━━━━━ Input
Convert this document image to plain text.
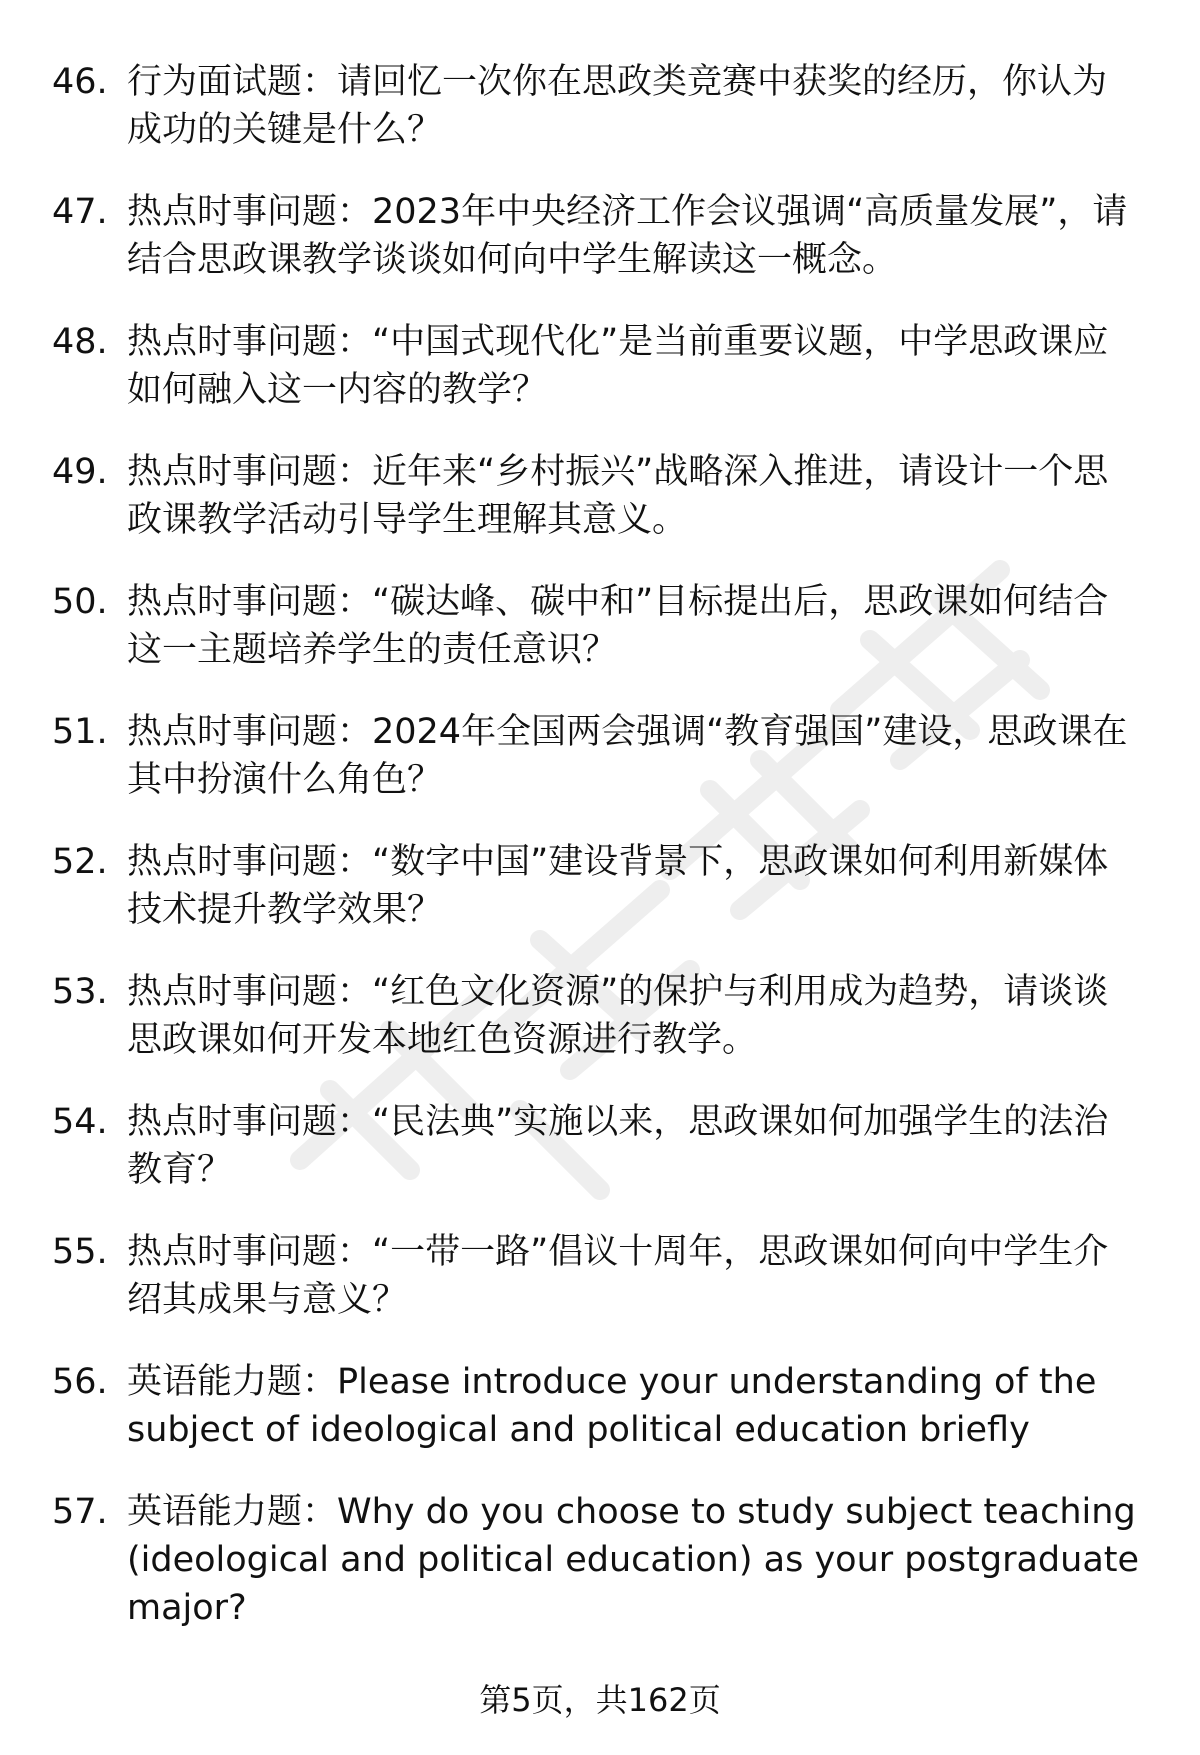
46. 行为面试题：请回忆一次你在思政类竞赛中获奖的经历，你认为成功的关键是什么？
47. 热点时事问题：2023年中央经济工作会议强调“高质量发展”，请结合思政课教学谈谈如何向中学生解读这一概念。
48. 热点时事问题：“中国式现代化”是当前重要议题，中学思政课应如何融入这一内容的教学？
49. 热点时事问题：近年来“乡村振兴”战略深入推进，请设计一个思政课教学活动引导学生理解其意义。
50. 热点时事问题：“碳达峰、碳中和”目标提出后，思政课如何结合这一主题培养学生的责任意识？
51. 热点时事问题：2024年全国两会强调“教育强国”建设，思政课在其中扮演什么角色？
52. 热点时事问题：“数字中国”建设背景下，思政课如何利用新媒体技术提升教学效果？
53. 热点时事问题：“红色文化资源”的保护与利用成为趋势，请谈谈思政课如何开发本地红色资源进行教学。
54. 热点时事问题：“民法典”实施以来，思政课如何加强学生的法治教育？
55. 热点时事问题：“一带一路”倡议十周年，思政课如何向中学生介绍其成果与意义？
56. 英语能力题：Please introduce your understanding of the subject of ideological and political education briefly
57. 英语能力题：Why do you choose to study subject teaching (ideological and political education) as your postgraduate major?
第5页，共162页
━━━━━━━━━━
> _What you need to do_
Transcribe the records above exactly, leaving out every picture.

> _The reply_
Convert this document image to plain text.
46. 行为面试题：请回忆一次你在思政类竞赛中获奖的经历，你认为成功的关键是什么？
47. 热点时事问题：2023年中央经济工作会议强调“高质量发展”，请结合思政课教学谈谈如何向中学生解读这一概念。
48. 热点时事问题：“中国式现代化”是当前重要议题，中学思政课应如何融入这一内容的教学？
49. 热点时事问题：近年来“乡村振兴”战略深入推进，请设计一个思政课教学活动引导学生理解其意义。
50. 热点时事问题：“碳达峰、碳中和”目标提出后，思政课如何结合这一主题培养学生的责任意识？
51. 热点时事问题：2024年全国两会强调“教育强国”建设，思政课在其中扮演什么角色？
52. 热点时事问题：“数字中国”建设背景下，思政课如何利用新媒体技术提升教学效果？
53. 热点时事问题：“红色文化资源”的保护与利用成为趋势，请谈谈思政课如何开发本地红色资源进行教学。
54. 热点时事问题：“民法典”实施以来，思政课如何加强学生的法治教育？
55. 热点时事问题：“一带一路”倡议十周年，思政课如何向中学生介绍其成果与意义？
56. 英语能力题：Please introduce your understanding of the subject of ideological and political education briefly
57. 英语能力题：Why do you choose to study subject teaching (ideological and political education) as your postgraduate major?
第5页，共162页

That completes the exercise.